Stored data
■ ■ ■ ■ ■

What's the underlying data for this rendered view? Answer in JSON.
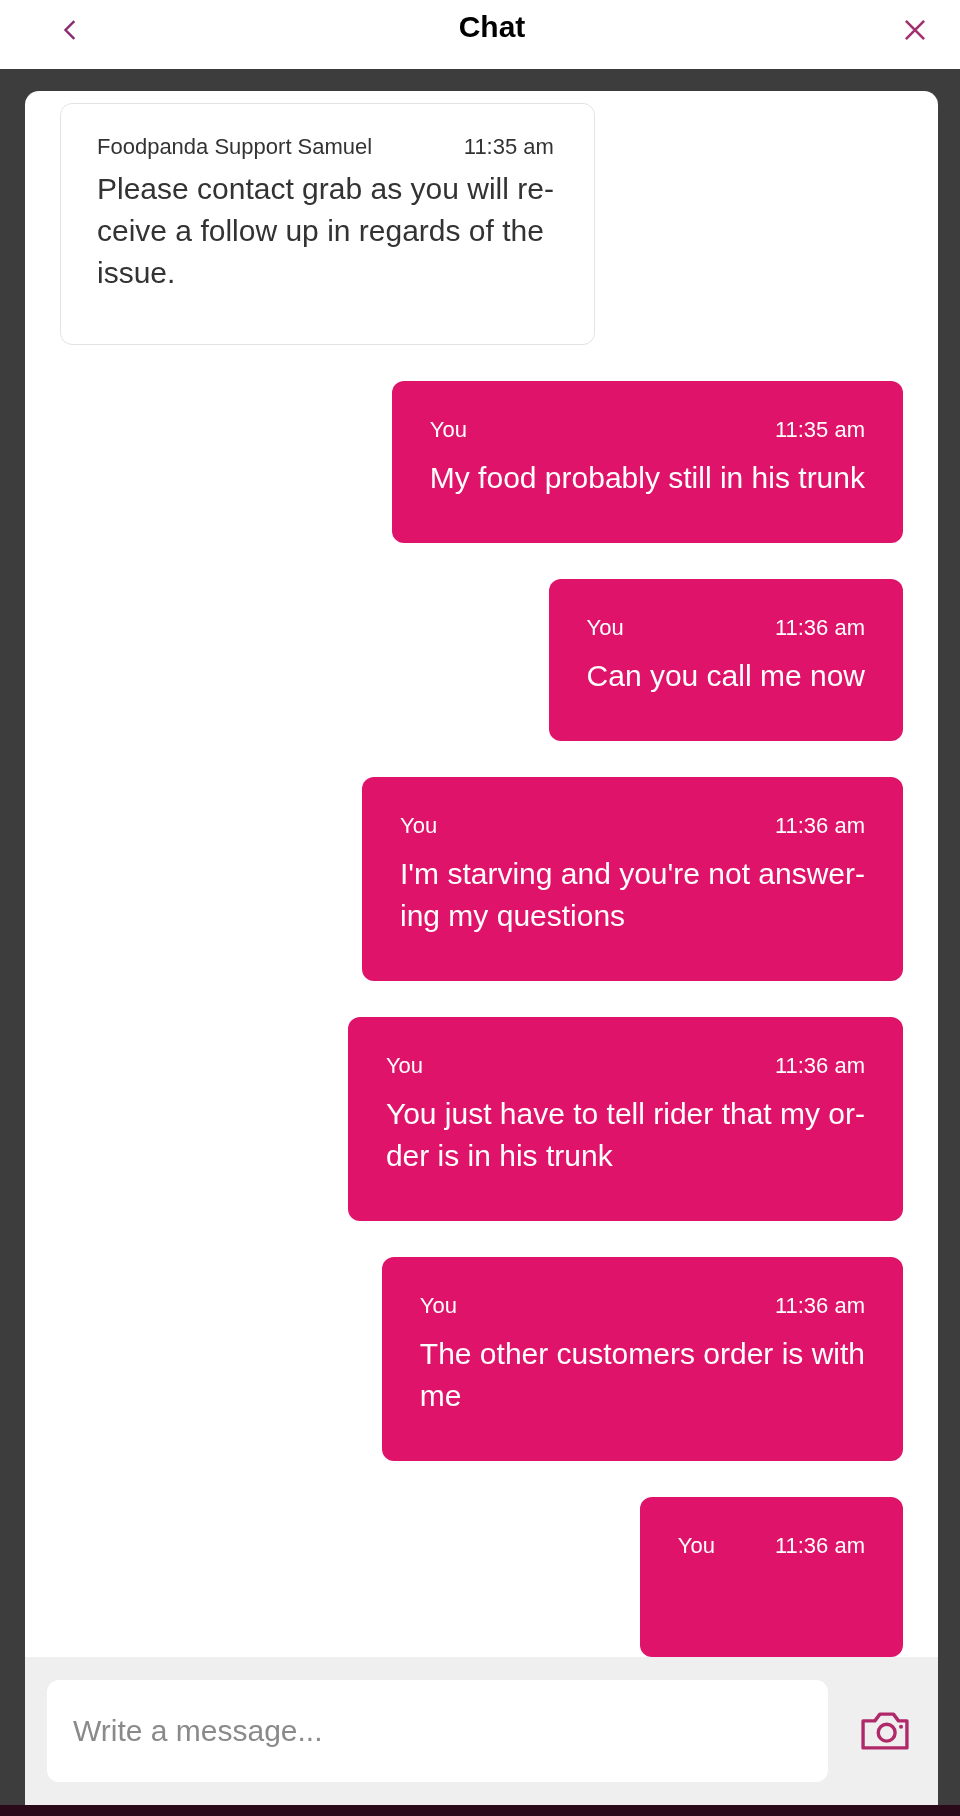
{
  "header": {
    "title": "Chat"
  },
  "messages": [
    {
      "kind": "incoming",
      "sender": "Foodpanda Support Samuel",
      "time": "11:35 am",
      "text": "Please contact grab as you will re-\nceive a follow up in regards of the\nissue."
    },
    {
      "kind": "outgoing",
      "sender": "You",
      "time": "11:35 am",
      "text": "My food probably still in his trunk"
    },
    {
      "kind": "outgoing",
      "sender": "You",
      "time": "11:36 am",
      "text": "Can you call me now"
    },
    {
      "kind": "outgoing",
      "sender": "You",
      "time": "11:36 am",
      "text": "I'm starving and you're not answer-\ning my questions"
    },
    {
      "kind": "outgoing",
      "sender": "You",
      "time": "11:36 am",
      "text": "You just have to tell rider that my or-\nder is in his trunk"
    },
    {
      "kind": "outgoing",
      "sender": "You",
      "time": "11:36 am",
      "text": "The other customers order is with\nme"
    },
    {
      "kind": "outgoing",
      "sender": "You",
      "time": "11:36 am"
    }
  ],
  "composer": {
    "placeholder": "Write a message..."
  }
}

■ ■ ■ ■ ■

SET PROBLEM:
Omit every picture while copying the listing above exactly.

COMPLETED TASK:
What's the underlying data for this rendered view? Answer in JSON.
{
  "header": {
    "title": "Chat"
  },
  "messages": [
    {
      "kind": "incoming",
      "sender": "Foodpanda Support Samuel",
      "time": "11:35 am",
      "text": "Please contact grab as you will re-\nceive a follow up in regards of the\nissue."
    },
    {
      "kind": "outgoing",
      "sender": "You",
      "time": "11:35 am",
      "text": "My food probably still in his trunk"
    },
    {
      "kind": "outgoing",
      "sender": "You",
      "time": "11:36 am",
      "text": "Can you call me now"
    },
    {
      "kind": "outgoing",
      "sender": "You",
      "time": "11:36 am",
      "text": "I'm starving and you're not answer-\ning my questions"
    },
    {
      "kind": "outgoing",
      "sender": "You",
      "time": "11:36 am",
      "text": "You just have to tell rider that my or-\nder is in his trunk"
    },
    {
      "kind": "outgoing",
      "sender": "You",
      "time": "11:36 am",
      "text": "The other customers order is with\nme"
    },
    {
      "kind": "outgoing",
      "sender": "You",
      "time": "11:36 am"
    }
  ],
  "composer": {
    "placeholder": "Write a message..."
  }
}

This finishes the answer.